Lines of data:
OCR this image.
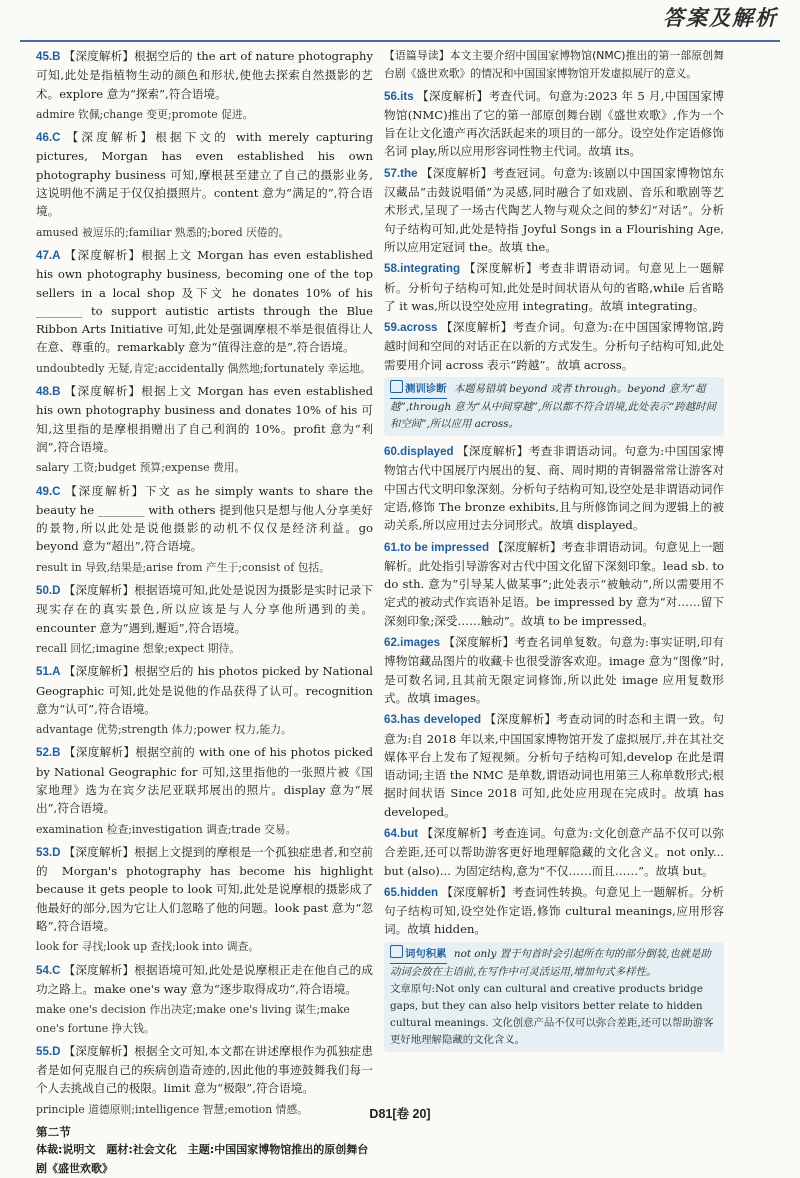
答案及解析
45.B 【深度解析】根据空后的 the art of nature photography 可知,此处是指植物生动的颜色和形状,使他去探索自然摄影的艺术。explore 意为“探索”,符合语境。

admire 钦佩;change 变更;promote 促进。

46.C 【深度解析】根据下文的 with merely capturing pictures, Morgan has even established his own photography business 可知,摩根甚至建立了自己的摄影业务,这说明他不满足于仅仅拍摄照片。content 意为“满足的”,符合语境。

amused 被逗乐的;familiar 熟悉的;bored 厌倦的。

47.A 【深度解析】根据上文 Morgan has even established his own photography business, becoming one of the top sellers in a local shop 及下文 he donates 10% of his ________ to support autistic artists through the Blue Ribbon Arts Initiative 可知,此处是强调摩根不举是很值得让人在意、尊重的。remarkably 意为“值得注意的是”,符合语境。

undoubtedly 无疑,肯定;accidentally 偶然地;fortunately 幸运地。

48.B 【深度解析】根据上文 Morgan has even established his own photography business and donates 10% of his 可知,这里指的是摩根捐赠出了自己利润的 10%。profit 意为“利润”,符合语境。

salary 工资;budget 预算;expense 费用。

49.C 【深度解析】下文 as he simply wants to share the beauty he ________ with others 提到他只是想与他人分享美好的景物,所以此处是说他摄影的动机不仅仅是经济利益。go beyond 意为“超出”,符合语境。

result in 导致,结果是;arise from 产生于;consist of 包括。

50.D 【深度解析】根据语境可知,此处是说因为摄影是实时记录下现实存在的真实景色,所以应该是与人分享他所遇到的美。encounter 意为“遇到,邂逅”,符合语境。

recall 回忆;imagine 想象;expect 期待。

51.A 【深度解析】根据空后的 his photos picked by National Geographic 可知,此处是说他的作品获得了认可。recognition 意为“认可”,符合语境。

advantage 优势;strength 体力;power 权力,能力。

52.B 【深度解析】根据空前的 with one of his photos picked by National Geographic for 可知,这里指他的一张照片被《国家地理》选为在宾夕法尼亚联邦展出的照片。display 意为“展出”,符合语境。

examination 检查;investigation 调查;trade 交易。

53.D 【深度解析】根据上文提到的摩根是一个孤独症患者,和空前的 Morgan's photography has become his highlight because it gets people to look 可知,此处是说摩根的摄影成了他最好的部分,因为它让人们忽略了他的问题。look past 意为“忽略”,符合语境。

look for 寻找;look up 查找;look into 调查。

54.C 【深度解析】根据语境可知,此处是说摩根正走在他自己的成功之路上。make one's way 意为“逐步取得成功”,符合语境。

make one's decision 作出决定;make one's living 谋生;make one's fortune 挣大钱。

55.D 【深度解析】根据全文可知,本文都在讲述摩根作为孤独症患者是如何克服自己的疾病创造奇迹的,因此他的事迹鼓舞我们每一个人去挑战自己的极限。limit 意为“极限”,符合语境。

principle 道德原则;intelligence 智慧;emotion 情感。

第二节

体裁:说明文　题材:社会文化　主题:中国国家博物馆推出的原创舞台剧《盛世欢歌》

【语篇导读】本文主要介绍中国国家博物馆(NMC)推出的第一部原创舞台剧《盛世欢歌》的情况和中国国家博物馆开发虚拟展厅的意义。

56.its 【深度解析】考查代词。句意为:2023 年 5 月,中国国家博物馆(NMC)推出了它的第一部原创舞台剧《盛世欢歌》,作为一个旨在让文化遗产再次活跃起来的项目的一部分。设空处作定语修饰名词 play,所以应用形容词性物主代词。故填 its。
57.the 【深度解析】考查冠词。句意为:该剧以中国国家博物馆东汉藏品“击鼓说唱俑”为灵感,同时融合了如戏剧、音乐和歌剧等艺术形式,呈现了一场古代陶艺人物与观众之间的梦幻“对话”。分析句子结构可知,此处是特指 Joyful Songs in a Flourishing Age,所以应用定冠词 the。故填 the。
58.integrating 【深度解析】考查非谓语动词。句意见上一题解析。分析句子结构可知,此处是时间状语从句的省略,while 后省略了 it was,所以设空处应用 integrating。故填 integrating。
59.across 【深度解析】考查介词。句意为:在中国国家博物馆,跨越时间和空间的对话正在以新的方式发生。分析句子结构可知,此处需要用介词 across 表示“跨越”。故填 across。
测训诊断 本题易错填 beyond 或者 through。beyond 意为“超越”,through 意为“从中间穿越”,所以都不符合语境,此处表示“跨越时间和空间”,所以应用 across。
60.displayed 【深度解析】考查非谓语动词。句意为:中国国家博物馆古代中国展厅内展出的复、商、周时期的青铜器常常让游客对中国古代文明印象深刻。分析句子结构可知,设空处是非谓语动词作定语,修饰 The bronze exhibits,且与所修饰词之间为逻辑上的被动关系,所以应用过去分词形式。故填 displayed。
61.to be impressed 【深度解析】考查非谓语动词。句意见上一题解析。此处指引导游客对古代中国文化留下深刻印象。lead sb. to do sth. 意为“引导某人做某事”;此处表示“被触动”,所以需要用不定式的被动式作宾语补足语。be impressed by 意为“对……留下深刻印象;深受……触动”。故填 to be impressed。
62.images 【深度解析】考查名词单复数。句意为:事实证明,印有博物馆藏品图片的收藏卡也很受游客欢迎。image 意为“图像”时,是可数名词,且其前无限定词修饰,所以此处 image 应用复数形式。故填 images。
63.has developed 【深度解析】考查动词的时态和主谓一致。句意为:自 2018 年以来,中国国家博物馆开发了虚拟展厅,并在其社交媒体平台上发布了短视频。分析句子结构可知,develop 在此是谓语动词;主语 the NMC 是单数,谓语动词也用第三人称单数形式;根据时间状语 Since 2018 可知,此处应用现在完成时。故填 has developed。
64.but 【深度解析】考查连词。句意为:文化创意产品不仅可以弥合差距,还可以帮助游客更好地理解隐藏的文化含义。not only... but (also)... 为固定结构,意为“不仅……而且……”。故填 but。
65.hidden 【深度解析】考查词性转换。句意见上一题解析。分析句子结构可知,设空处作定语,修饰 cultural meanings,应用形容词。故填 hidden。
词句积累 not only 置于句首时会引起所在句的部分倒装,也就是助动词会放在主语前,在写作中可灵活运用,增加句式多样性。

文章原句:Not only can cultural and creative products bridge gaps, but they can also help visitors better relate to hidden cultural meanings. 文化创意产品不仅可以弥合差距,还可以帮助游客更好地理解隐藏的文化含义。

D81[卷 20]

*Goal*:
From the listing above, copy every line that holds the string "across".

*Response*:
59.across 【深度解析】考查介词。句意为:在中国国家博物馆,跨越时间和空间的对话正在以新的方式发生。分析句子结构可知,此处需要用介词 across 表示“跨越”。故填 across。
测训诊断 本题易错填 beyond 或者 through。beyond 意为“超越”,through 意为“从中间穿越”,所以都不符合语境,此处表示“跨越时间和空间”,所以应用 across。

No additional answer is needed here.